_WHAT THE EXERCISE ASKS_. Omit the pictures and return every entry exactly as written.

[Stored items]
>>>
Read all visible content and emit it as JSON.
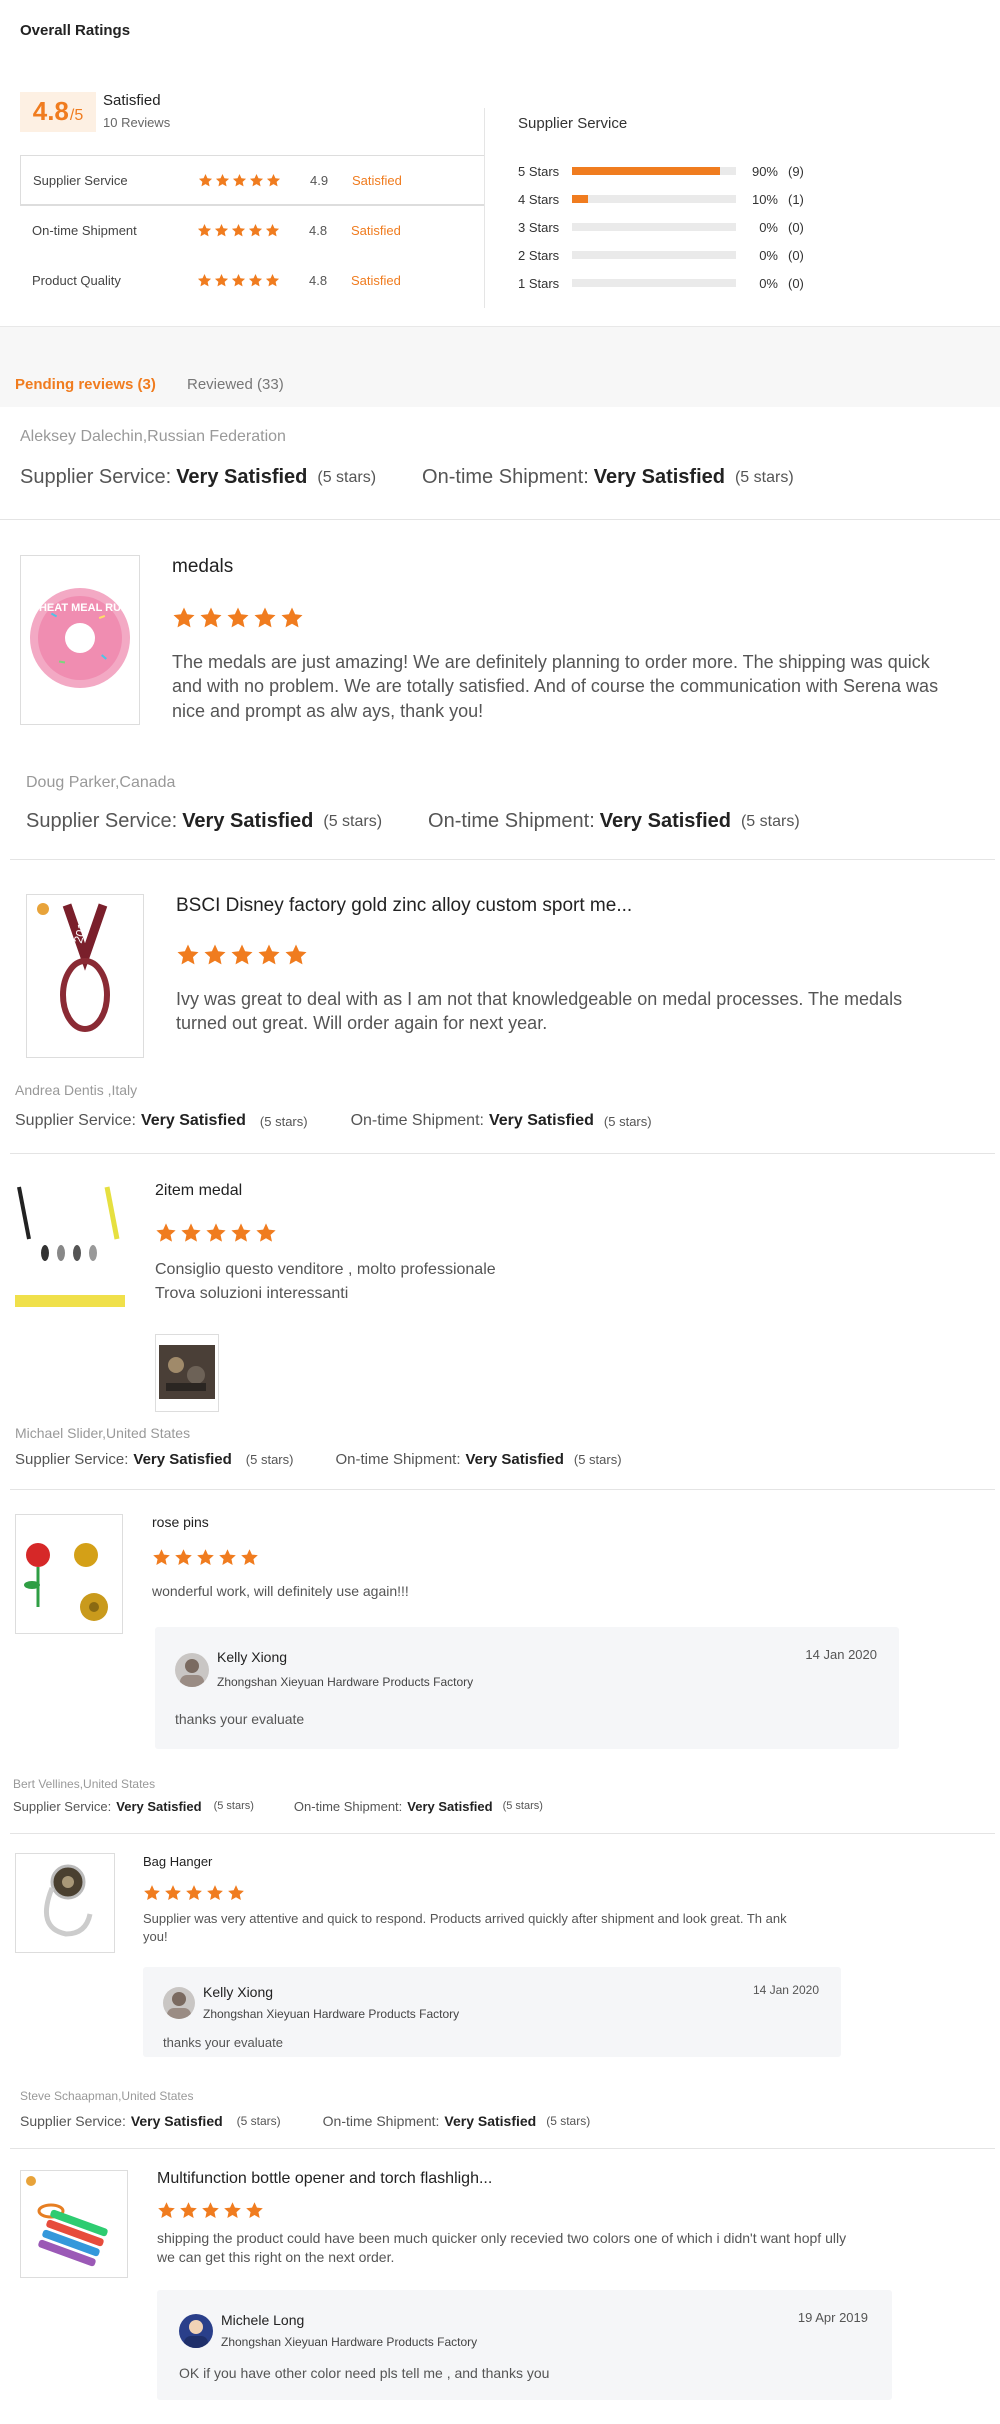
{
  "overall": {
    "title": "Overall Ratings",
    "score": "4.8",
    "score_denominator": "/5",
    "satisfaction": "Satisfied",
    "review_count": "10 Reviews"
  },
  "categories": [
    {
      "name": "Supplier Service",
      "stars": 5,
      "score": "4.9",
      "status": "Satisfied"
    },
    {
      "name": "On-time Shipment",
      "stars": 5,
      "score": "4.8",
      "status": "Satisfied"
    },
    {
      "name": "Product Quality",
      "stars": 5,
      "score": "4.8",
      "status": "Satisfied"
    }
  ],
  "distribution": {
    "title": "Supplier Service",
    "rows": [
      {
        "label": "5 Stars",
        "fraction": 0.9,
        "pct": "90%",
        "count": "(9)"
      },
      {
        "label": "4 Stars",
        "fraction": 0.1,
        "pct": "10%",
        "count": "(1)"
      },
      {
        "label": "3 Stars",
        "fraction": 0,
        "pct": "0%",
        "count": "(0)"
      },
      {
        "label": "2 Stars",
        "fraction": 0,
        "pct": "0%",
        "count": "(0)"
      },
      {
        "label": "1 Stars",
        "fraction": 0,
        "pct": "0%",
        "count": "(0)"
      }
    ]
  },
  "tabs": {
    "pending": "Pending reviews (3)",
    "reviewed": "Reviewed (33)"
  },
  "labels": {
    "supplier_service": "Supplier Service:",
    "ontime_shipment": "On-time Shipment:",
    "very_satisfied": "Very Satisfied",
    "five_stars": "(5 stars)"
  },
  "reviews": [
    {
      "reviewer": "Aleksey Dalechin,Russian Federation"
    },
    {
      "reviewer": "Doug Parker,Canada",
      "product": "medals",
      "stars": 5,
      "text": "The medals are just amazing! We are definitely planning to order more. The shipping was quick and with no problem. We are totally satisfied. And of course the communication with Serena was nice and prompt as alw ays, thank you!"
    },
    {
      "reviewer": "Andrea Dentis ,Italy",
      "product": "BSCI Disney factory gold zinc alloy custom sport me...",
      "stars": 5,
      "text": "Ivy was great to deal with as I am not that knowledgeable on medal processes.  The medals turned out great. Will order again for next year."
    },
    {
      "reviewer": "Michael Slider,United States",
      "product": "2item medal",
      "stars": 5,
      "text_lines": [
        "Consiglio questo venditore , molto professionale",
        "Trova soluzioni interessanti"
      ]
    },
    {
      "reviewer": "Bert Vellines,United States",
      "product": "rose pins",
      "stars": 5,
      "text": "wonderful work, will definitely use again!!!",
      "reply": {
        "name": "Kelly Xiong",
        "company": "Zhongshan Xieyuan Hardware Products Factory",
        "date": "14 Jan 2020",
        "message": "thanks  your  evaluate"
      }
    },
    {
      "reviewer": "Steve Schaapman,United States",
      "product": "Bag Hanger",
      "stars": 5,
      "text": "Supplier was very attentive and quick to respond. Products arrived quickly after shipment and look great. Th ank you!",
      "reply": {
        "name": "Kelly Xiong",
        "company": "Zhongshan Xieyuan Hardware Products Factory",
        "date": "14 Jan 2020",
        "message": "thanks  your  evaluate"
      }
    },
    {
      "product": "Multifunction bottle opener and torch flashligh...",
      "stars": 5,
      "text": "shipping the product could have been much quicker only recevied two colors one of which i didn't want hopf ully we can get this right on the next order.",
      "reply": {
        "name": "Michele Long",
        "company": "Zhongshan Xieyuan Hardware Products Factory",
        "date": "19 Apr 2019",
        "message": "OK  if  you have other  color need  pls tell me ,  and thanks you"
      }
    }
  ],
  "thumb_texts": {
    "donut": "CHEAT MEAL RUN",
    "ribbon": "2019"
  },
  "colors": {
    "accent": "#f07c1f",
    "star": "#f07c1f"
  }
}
<<<
_ANSWER TO THIS EXERCISE_.
Read all visible content and emit it as JSON.
{
  "overall": {
    "title": "Overall Ratings",
    "score": "4.8",
    "score_denominator": "/5",
    "satisfaction": "Satisfied",
    "review_count": "10 Reviews"
  },
  "categories": [
    {
      "name": "Supplier Service",
      "stars": 5,
      "score": "4.9",
      "status": "Satisfied"
    },
    {
      "name": "On-time Shipment",
      "stars": 5,
      "score": "4.8",
      "status": "Satisfied"
    },
    {
      "name": "Product Quality",
      "stars": 5,
      "score": "4.8",
      "status": "Satisfied"
    }
  ],
  "distribution": {
    "title": "Supplier Service",
    "rows": [
      {
        "label": "5 Stars",
        "fraction": 0.9,
        "pct": "90%",
        "count": "(9)"
      },
      {
        "label": "4 Stars",
        "fraction": 0.1,
        "pct": "10%",
        "count": "(1)"
      },
      {
        "label": "3 Stars",
        "fraction": 0,
        "pct": "0%",
        "count": "(0)"
      },
      {
        "label": "2 Stars",
        "fraction": 0,
        "pct": "0%",
        "count": "(0)"
      },
      {
        "label": "1 Stars",
        "fraction": 0,
        "pct": "0%",
        "count": "(0)"
      }
    ]
  },
  "tabs": {
    "pending": "Pending reviews (3)",
    "reviewed": "Reviewed (33)"
  },
  "labels": {
    "supplier_service": "Supplier Service:",
    "ontime_shipment": "On-time Shipment:",
    "very_satisfied": "Very Satisfied",
    "five_stars": "(5 stars)"
  },
  "reviews": [
    {
      "reviewer": "Aleksey Dalechin,Russian Federation"
    },
    {
      "reviewer": "Doug Parker,Canada",
      "product": "medals",
      "stars": 5,
      "text": "The medals are just amazing! We are definitely planning to order more. The shipping was quick and with no problem. We are totally satisfied. And of course the communication with Serena was nice and prompt as alw ays, thank you!"
    },
    {
      "reviewer": "Andrea Dentis ,Italy",
      "product": "BSCI Disney factory gold zinc alloy custom sport me...",
      "stars": 5,
      "text": "Ivy was great to deal with as I am not that knowledgeable on medal processes.  The medals turned out great. Will order again for next year."
    },
    {
      "reviewer": "Michael Slider,United States",
      "product": "2item medal",
      "stars": 5,
      "text_lines": [
        "Consiglio questo venditore , molto professionale",
        "Trova soluzioni interessanti"
      ]
    },
    {
      "reviewer": "Bert Vellines,United States",
      "product": "rose pins",
      "stars": 5,
      "text": "wonderful work, will definitely use again!!!",
      "reply": {
        "name": "Kelly Xiong",
        "company": "Zhongshan Xieyuan Hardware Products Factory",
        "date": "14 Jan 2020",
        "message": "thanks  your  evaluate"
      }
    },
    {
      "reviewer": "Steve Schaapman,United States",
      "product": "Bag Hanger",
      "stars": 5,
      "text": "Supplier was very attentive and quick to respond. Products arrived quickly after shipment and look great. Th ank you!",
      "reply": {
        "name": "Kelly Xiong",
        "company": "Zhongshan Xieyuan Hardware Products Factory",
        "date": "14 Jan 2020",
        "message": "thanks  your  evaluate"
      }
    },
    {
      "product": "Multifunction bottle opener and torch flashligh...",
      "stars": 5,
      "text": "shipping the product could have been much quicker only recevied two colors one of which i didn't want hopf ully we can get this right on the next order.",
      "reply": {
        "name": "Michele Long",
        "company": "Zhongshan Xieyuan Hardware Products Factory",
        "date": "19 Apr 2019",
        "message": "OK  if  you have other  color need  pls tell me ,  and thanks you"
      }
    }
  ],
  "thumb_texts": {
    "donut": "CHEAT MEAL RUN",
    "ribbon": "2019"
  },
  "colors": {
    "accent": "#f07c1f",
    "star": "#f07c1f"
  }
}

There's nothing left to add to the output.